Sur la même étagère :
- Au Cœur des ténèbres. La nouvelle africaine de Joseph Conrad est plus connue pour ses adaptations successives dans des contextes divers, de Apocalypse Now à Spec Ops : the Line. Elle donne également son nom à la dernière extension de Victoria 2, pour justifier le rôle de la fin de la colonisation — et donc particulièrement au continent africain. En réalité, si les notions liées au jeu sont aperçues au début de l’histoire — notamment via une référence au "coloriage de cartes" — celle-ci vire rapidement à l’étude de personnages, et non de sociétés.
- Appliquer l’industrie moderne à un monde vierge : en grand amateur de technique, Jules Verne se fait plaisir dans l’Ile mystérieuse, où une poignée de vaillants compagnons réinventent une forge, la dynamite, le télégraphe en quelques pages, avec pour but affiché de métamorphoser l’île du pacifique en colonie de style victorien. Le livre d’aventure qui fait rêver les gosse est donc devenu aujourd’hui un cauchemar d’écolo, mais on ne peut s’empêcher d’admirer les personnages imperturbables et sans aucune profondeur, représentants d’une industrialisation inflexible.

### Consignes
(1) Résumez en deux phrases l'extrait consacré aux lectures « Sur la même étagère ».
(2) Prolongez l'extrait consacré aux lectures « Sur la même étagère » à partir de sa dernière phrase.
Le matériel qui suit provient d'une source distincte.

Données de reconnaissance de la structure des documents
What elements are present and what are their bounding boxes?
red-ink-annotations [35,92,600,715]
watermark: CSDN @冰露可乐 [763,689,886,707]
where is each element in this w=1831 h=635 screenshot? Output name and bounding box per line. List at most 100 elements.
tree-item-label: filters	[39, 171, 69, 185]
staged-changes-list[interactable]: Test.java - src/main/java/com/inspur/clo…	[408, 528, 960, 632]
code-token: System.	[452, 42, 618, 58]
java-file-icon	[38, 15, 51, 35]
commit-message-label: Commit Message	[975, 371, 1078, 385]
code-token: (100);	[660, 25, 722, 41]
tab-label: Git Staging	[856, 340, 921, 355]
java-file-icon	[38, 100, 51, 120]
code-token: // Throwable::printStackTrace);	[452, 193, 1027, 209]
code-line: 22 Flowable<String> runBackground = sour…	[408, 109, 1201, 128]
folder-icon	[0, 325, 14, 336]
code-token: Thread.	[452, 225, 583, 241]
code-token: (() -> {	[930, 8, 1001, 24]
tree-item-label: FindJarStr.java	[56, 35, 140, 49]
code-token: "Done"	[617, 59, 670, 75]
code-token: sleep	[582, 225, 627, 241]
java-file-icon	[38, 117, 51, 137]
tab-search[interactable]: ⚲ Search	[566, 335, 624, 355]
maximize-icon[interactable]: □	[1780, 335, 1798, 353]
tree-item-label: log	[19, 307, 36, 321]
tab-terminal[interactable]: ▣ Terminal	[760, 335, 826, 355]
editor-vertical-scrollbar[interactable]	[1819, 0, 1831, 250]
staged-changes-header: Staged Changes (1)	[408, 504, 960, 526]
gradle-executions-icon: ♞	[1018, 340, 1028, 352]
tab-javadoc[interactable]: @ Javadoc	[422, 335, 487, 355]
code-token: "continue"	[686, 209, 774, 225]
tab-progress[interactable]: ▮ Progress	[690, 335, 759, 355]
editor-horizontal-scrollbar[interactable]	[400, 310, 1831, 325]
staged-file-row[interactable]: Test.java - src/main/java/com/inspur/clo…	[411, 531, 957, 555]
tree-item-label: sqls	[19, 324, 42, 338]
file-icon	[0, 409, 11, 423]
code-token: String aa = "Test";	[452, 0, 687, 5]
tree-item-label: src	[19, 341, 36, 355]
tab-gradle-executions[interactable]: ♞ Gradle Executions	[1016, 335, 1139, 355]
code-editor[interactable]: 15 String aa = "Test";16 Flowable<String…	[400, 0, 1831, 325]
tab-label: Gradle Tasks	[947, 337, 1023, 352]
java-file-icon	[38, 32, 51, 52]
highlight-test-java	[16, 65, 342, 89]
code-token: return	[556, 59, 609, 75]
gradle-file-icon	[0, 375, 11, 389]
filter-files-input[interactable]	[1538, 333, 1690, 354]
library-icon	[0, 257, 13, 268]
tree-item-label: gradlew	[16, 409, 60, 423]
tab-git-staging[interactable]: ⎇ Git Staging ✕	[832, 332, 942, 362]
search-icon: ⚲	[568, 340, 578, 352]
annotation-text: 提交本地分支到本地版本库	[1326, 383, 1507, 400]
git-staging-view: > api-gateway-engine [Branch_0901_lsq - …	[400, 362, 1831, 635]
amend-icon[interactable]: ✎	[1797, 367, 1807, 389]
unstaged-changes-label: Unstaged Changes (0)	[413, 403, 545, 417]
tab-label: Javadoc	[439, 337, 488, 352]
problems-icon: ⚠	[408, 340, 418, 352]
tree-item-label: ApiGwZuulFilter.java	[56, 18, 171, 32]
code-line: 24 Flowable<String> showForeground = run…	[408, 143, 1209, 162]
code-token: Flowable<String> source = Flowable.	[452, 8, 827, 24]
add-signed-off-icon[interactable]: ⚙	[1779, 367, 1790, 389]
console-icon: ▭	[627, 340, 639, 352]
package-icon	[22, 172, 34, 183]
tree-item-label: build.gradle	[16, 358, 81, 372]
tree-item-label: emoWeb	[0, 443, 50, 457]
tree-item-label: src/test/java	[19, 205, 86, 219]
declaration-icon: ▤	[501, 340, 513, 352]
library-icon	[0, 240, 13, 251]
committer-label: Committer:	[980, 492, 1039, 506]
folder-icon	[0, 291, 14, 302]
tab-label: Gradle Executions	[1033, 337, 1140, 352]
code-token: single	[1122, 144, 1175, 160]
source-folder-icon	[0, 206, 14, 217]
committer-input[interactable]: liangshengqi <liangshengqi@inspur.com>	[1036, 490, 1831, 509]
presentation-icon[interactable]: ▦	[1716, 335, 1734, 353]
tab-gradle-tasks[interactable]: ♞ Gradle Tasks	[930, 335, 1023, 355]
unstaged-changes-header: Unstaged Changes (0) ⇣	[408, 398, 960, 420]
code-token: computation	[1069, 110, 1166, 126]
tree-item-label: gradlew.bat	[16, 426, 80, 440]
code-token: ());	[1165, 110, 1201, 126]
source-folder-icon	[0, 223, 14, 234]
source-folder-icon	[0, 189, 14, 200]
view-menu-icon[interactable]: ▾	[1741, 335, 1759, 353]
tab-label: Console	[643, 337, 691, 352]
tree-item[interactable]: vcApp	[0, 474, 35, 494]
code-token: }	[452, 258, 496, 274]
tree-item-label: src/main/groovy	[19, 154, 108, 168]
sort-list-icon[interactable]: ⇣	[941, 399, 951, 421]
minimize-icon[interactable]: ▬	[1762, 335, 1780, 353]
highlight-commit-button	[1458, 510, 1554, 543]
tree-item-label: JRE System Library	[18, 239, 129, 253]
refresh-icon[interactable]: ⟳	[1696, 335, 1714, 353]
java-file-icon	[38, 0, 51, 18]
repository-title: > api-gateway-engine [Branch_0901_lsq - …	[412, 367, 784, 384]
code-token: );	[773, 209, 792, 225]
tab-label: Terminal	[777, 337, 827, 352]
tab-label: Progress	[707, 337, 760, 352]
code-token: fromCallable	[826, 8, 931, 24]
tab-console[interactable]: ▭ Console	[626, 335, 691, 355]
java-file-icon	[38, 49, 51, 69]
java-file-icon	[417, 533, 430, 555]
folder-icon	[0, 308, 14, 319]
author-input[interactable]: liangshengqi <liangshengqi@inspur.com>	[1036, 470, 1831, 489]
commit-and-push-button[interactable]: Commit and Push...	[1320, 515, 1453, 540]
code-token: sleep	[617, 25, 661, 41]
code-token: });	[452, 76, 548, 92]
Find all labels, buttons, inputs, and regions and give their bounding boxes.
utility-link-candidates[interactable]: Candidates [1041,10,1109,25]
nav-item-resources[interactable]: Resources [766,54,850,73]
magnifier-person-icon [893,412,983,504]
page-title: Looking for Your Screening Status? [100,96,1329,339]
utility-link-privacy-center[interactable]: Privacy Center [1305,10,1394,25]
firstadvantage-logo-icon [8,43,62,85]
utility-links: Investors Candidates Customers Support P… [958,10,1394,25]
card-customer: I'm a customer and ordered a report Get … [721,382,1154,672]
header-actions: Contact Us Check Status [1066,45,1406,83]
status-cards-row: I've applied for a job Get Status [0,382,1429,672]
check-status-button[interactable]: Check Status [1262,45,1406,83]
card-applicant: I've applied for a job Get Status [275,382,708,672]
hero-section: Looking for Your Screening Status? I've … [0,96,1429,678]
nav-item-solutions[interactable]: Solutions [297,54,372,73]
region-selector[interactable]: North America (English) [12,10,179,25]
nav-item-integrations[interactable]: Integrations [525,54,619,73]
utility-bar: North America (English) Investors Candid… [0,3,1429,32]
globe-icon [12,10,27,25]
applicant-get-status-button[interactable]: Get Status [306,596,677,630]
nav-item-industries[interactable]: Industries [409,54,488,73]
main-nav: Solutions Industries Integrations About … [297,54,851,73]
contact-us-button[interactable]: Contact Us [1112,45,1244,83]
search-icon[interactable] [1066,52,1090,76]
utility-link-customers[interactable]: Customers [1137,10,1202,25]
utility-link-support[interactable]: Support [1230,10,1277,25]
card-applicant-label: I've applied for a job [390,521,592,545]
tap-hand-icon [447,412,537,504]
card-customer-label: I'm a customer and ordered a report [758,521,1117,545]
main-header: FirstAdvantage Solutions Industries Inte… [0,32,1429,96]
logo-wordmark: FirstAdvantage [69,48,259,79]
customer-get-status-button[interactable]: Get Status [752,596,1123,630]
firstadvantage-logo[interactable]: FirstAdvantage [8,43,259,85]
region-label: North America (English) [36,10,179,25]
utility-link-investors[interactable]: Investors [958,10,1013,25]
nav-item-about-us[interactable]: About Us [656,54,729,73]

### Réponses
(1) La nouvelle africaine de Joseph Conrad, Au Cœur des ténèbres, est surtout connue par ses adaptations et donne son nom à la dernière extension de Victoria 2, mais elle vire vite à l'étude de personnages plutôt que de sociétés. Dans l'Ile mystérieuse, Jules Verne montre une poignée de compagnons qui réinventent la forge, la dynamite et le télégraphe pour faire de l'île du Pacifique une colonie de style victorien.

(2)
Vos commentaires
Martin Lefebvre # Le 25 septembre 2013 à 14:31
Dans le genre, chez Jules Verne il y a aussi les 500 millions de la Bégum, qui est un roman assez amusant à lire. Grâce à un improbable héritage, deux villes sont fondées sur la côte Ouest des USA : le philanthrope français crée l’utopique Franceville, le méchant allemand Stahlstadt une cité-usine où l’on construit des canons.
C’est atrocement daté, ce qui fait tout le charme du bouquin, avec ses grandes considérations sur la race germanique Vs la race latine alors que la France a du mal à digérer 1870 — le livre a été publié en 1879. Evidemment à la fin c’est un alsacien pauvre mais méritant qui déjoue les plans machiavéliques du teuton.
Anthony Jauneaud # Le 25 septembre 2013 à 14:45
À l’époque de Bioshock premier du nom, j’avais déjà tilté sur Les 500 millions de la Bégum... même si finalement c’est plus Bioshock Infinite qui semble s’en approcher. Si j’y joue un jour, je relis le livre, promis.
Laurent Braud # Le 26 septembre 2013 à 05:09
Jules Verne c’est un peu le grand-père de tout le steampunk, non ? Il n’y a qu’à voir Robur le conquérant ...
ShedaoShai # Le 26 septembre 2013 à 14:30
"Celle qui nous fait dire, même pour rire, que l’esclavage, c’est quand même bien pratique."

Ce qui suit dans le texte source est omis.